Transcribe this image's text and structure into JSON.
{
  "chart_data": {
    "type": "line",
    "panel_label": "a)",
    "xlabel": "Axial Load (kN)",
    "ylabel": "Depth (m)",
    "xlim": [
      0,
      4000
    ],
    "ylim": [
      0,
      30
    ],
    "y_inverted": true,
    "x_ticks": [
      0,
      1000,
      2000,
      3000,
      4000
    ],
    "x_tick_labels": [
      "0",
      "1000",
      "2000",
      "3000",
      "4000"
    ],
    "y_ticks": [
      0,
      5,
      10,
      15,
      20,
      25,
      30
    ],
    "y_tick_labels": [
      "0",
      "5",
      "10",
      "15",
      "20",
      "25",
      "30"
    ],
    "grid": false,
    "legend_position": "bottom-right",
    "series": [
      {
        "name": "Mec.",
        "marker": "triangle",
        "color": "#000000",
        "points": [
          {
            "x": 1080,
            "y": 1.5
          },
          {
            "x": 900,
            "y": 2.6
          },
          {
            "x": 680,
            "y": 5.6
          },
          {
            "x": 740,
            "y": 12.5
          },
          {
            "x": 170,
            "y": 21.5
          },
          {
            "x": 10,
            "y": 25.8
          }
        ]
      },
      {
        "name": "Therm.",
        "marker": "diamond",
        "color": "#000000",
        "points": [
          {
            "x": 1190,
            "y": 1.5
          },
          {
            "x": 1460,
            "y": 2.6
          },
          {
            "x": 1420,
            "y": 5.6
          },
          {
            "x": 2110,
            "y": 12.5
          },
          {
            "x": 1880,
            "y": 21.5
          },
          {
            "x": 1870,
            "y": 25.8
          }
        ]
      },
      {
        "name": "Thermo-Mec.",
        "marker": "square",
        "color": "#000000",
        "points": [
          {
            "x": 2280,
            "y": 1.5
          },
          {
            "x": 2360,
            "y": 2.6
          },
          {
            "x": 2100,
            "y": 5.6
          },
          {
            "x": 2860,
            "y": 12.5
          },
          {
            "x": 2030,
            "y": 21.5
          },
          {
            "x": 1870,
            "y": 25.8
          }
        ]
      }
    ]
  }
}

━━━━━━━━━━━━━━━━━━━━━━━━━━━━━━

(Aim of the task) Retype every record above exactly as it appears.

(Answer for the task)
Transcribe this image's text and structure into JSON.
{
  "chart_data": {
    "type": "line",
    "panel_label": "a)",
    "xlabel": "Axial Load (kN)",
    "ylabel": "Depth (m)",
    "xlim": [
      0,
      4000
    ],
    "ylim": [
      0,
      30
    ],
    "y_inverted": true,
    "x_ticks": [
      0,
      1000,
      2000,
      3000,
      4000
    ],
    "x_tick_labels": [
      "0",
      "1000",
      "2000",
      "3000",
      "4000"
    ],
    "y_ticks": [
      0,
      5,
      10,
      15,
      20,
      25,
      30
    ],
    "y_tick_labels": [
      "0",
      "5",
      "10",
      "15",
      "20",
      "25",
      "30"
    ],
    "grid": false,
    "legend_position": "bottom-right",
    "series": [
      {
        "name": "Mec.",
        "marker": "triangle",
        "color": "#000000",
        "points": [
          {
            "x": 1080,
            "y": 1.5
          },
          {
            "x": 900,
            "y": 2.6
          },
          {
            "x": 680,
            "y": 5.6
          },
          {
            "x": 740,
            "y": 12.5
          },
          {
            "x": 170,
            "y": 21.5
          },
          {
            "x": 10,
            "y": 25.8
          }
        ]
      },
      {
        "name": "Therm.",
        "marker": "diamond",
        "color": "#000000",
        "points": [
          {
            "x": 1190,
            "y": 1.5
          },
          {
            "x": 1460,
            "y": 2.6
          },
          {
            "x": 1420,
            "y": 5.6
          },
          {
            "x": 2110,
            "y": 12.5
          },
          {
            "x": 1880,
            "y": 21.5
          },
          {
            "x": 1870,
            "y": 25.8
          }
        ]
      },
      {
        "name": "Thermo-Mec.",
        "marker": "square",
        "color": "#000000",
        "points": [
          {
            "x": 2280,
            "y": 1.5
          },
          {
            "x": 2360,
            "y": 2.6
          },
          {
            "x": 2100,
            "y": 5.6
          },
          {
            "x": 2860,
            "y": 12.5
          },
          {
            "x": 2030,
            "y": 21.5
          },
          {
            "x": 1870,
            "y": 25.8
          }
        ]
      }
    ]
  }
}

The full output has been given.